__WHAT IS REQUIRED__. Omit all images. Write out the rest of the material exactly.
::::
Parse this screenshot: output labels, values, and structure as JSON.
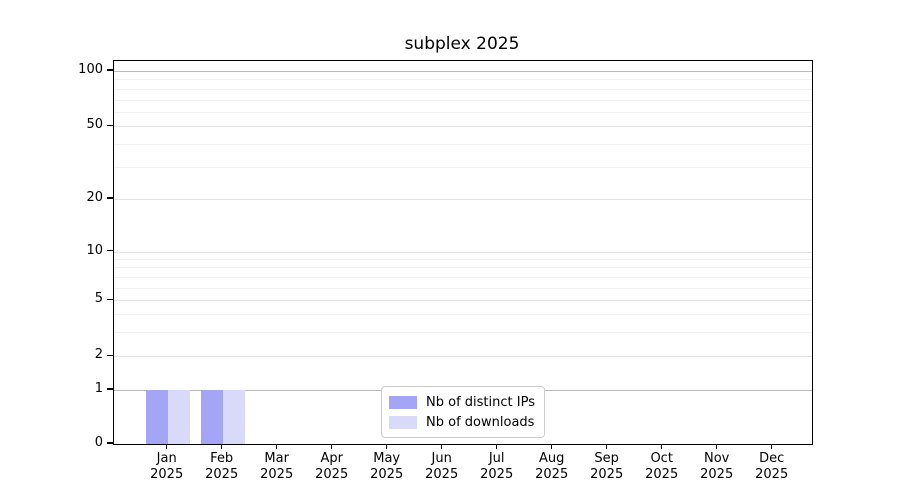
{
  "chart_data": {
    "type": "bar",
    "title": "subplex 2025",
    "categories": [
      "Jan 2025",
      "Feb 2025",
      "Mar 2025",
      "Apr 2025",
      "May 2025",
      "Jun 2025",
      "Jul 2025",
      "Aug 2025",
      "Sep 2025",
      "Oct 2025",
      "Nov 2025",
      "Dec 2025"
    ],
    "series": [
      {
        "name": "Nb of distinct IPs",
        "color": "#a5a5f6",
        "values": [
          1,
          1,
          0,
          0,
          0,
          0,
          0,
          0,
          0,
          0,
          0,
          0
        ]
      },
      {
        "name": "Nb of downloads",
        "color": "#d9d9f9",
        "values": [
          1,
          1,
          0,
          0,
          0,
          0,
          0,
          0,
          0,
          0,
          0,
          0
        ]
      }
    ],
    "xlabel": "",
    "ylabel": "",
    "y_ticks": [
      0,
      1,
      2,
      5,
      10,
      20,
      50,
      100
    ],
    "ylim": [
      0,
      110
    ],
    "yscale": "symlog",
    "grid": "horizontal",
    "legend_position": "lower center"
  }
}
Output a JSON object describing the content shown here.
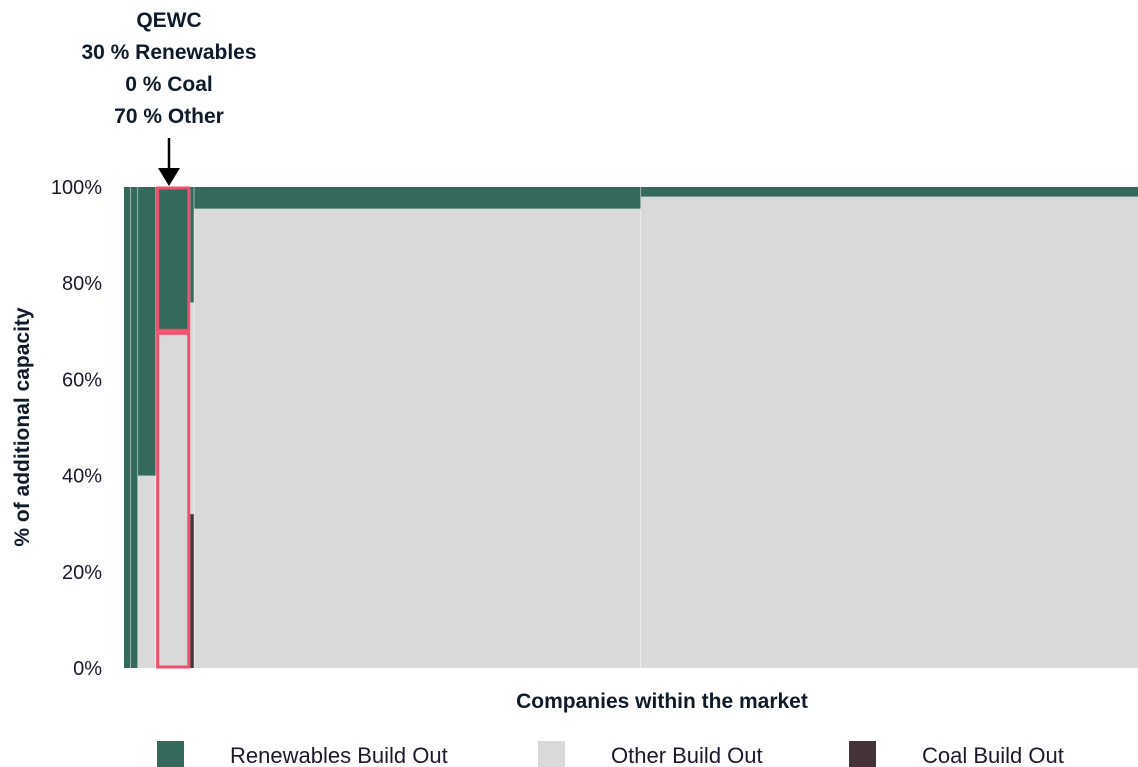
::::
__TASK RESPONSE__.
Parse this screenshot: output labels, values, and structure as JSON.
{
  "chart_data": {
    "type": "bar",
    "title": "subplex 2025",
    "categories": [
      "Jan 2025",
      "Feb 2025",
      "Mar 2025",
      "Apr 2025",
      "May 2025",
      "Jun 2025",
      "Jul 2025",
      "Aug 2025",
      "Sep 2025",
      "Oct 2025",
      "Nov 2025",
      "Dec 2025"
    ],
    "series": [
      {
        "name": "Nb of distinct IPs",
        "color": "#a5a5f6",
        "values": [
          1,
          1,
          0,
          0,
          0,
          0,
          0,
          0,
          0,
          0,
          0,
          0
        ]
      },
      {
        "name": "Nb of downloads",
        "color": "#d9d9f9",
        "values": [
          1,
          1,
          0,
          0,
          0,
          0,
          0,
          0,
          0,
          0,
          0,
          0
        ]
      }
    ],
    "xlabel": "",
    "ylabel": "",
    "y_ticks": [
      0,
      1,
      2,
      5,
      10,
      20,
      50,
      100
    ],
    "ylim": [
      0,
      110
    ],
    "yscale": "symlog",
    "grid": "horizontal",
    "legend_position": "lower center"
  }
}
Output a JSON object describing the content shown here.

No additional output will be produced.